--- SHORT TASK ---
Beginning at the line that contains "What data populates", reproduce every line to the end of the material without changing any of them.

--- DATA SUPPLIED ---
------------------------------------

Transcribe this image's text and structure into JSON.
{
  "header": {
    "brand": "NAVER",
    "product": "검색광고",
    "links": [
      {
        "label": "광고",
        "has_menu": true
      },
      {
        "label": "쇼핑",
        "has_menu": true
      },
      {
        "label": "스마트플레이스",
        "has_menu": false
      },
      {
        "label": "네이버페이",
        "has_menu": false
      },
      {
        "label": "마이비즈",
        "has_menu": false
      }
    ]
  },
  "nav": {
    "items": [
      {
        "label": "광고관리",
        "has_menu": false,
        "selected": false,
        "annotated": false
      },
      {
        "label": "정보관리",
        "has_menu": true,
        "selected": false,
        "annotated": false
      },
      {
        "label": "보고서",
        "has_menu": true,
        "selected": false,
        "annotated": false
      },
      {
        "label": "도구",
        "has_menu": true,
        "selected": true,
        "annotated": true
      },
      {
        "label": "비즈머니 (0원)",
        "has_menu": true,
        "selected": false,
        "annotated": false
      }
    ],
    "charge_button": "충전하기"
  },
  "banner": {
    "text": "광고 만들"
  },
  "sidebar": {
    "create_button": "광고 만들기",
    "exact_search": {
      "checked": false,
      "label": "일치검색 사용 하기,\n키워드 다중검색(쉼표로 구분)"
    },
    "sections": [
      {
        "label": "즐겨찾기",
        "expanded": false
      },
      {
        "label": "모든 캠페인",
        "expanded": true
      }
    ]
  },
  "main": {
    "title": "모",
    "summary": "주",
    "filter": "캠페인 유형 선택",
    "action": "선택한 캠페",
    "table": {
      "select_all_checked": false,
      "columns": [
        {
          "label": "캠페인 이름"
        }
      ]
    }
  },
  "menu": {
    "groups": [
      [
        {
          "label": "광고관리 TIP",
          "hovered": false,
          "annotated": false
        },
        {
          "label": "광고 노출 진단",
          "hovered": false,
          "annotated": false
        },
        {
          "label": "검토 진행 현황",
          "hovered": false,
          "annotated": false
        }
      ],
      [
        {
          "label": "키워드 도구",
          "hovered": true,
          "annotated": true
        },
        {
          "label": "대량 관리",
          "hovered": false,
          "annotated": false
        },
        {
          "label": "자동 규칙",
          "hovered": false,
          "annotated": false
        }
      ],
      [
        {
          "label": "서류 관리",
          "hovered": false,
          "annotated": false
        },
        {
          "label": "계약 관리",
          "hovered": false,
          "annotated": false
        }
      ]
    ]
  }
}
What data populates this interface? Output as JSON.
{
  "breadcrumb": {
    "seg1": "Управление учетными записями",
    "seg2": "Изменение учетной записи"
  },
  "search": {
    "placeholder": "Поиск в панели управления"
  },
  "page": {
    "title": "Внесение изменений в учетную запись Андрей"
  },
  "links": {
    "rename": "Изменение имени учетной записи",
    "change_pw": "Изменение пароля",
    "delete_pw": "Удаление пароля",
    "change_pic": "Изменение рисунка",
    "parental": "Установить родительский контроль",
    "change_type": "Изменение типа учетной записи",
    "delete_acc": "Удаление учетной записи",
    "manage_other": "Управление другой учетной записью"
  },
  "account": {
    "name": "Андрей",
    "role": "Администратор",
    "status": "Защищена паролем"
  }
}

------------------------------------

--- TASK SOLUTION ---
What data populates this interface? Output as JSON.
{
  "breadcrumb": {
    "seg1": "Управление учетными записями",
    "seg2": "Изменение учетной записи"
  },
  "search": {
    "placeholder": "Поиск в панели управления"
  },
  "page": {
    "title": "Внесение изменений в учетную запись Андрей"
  },
  "links": {
    "rename": "Изменение имени учетной записи",
    "change_pw": "Изменение пароля",
    "delete_pw": "Удаление пароля",
    "change_pic": "Изменение рисунка",
    "parental": "Установить родительский контроль",
    "change_type": "Изменение типа учетной записи",
    "delete_acc": "Удаление учетной записи",
    "manage_other": "Управление другой учетной записью"
  },
  "account": {
    "name": "Андрей",
    "role": "Администратор",
    "status": "Защищена паролем"
  }
}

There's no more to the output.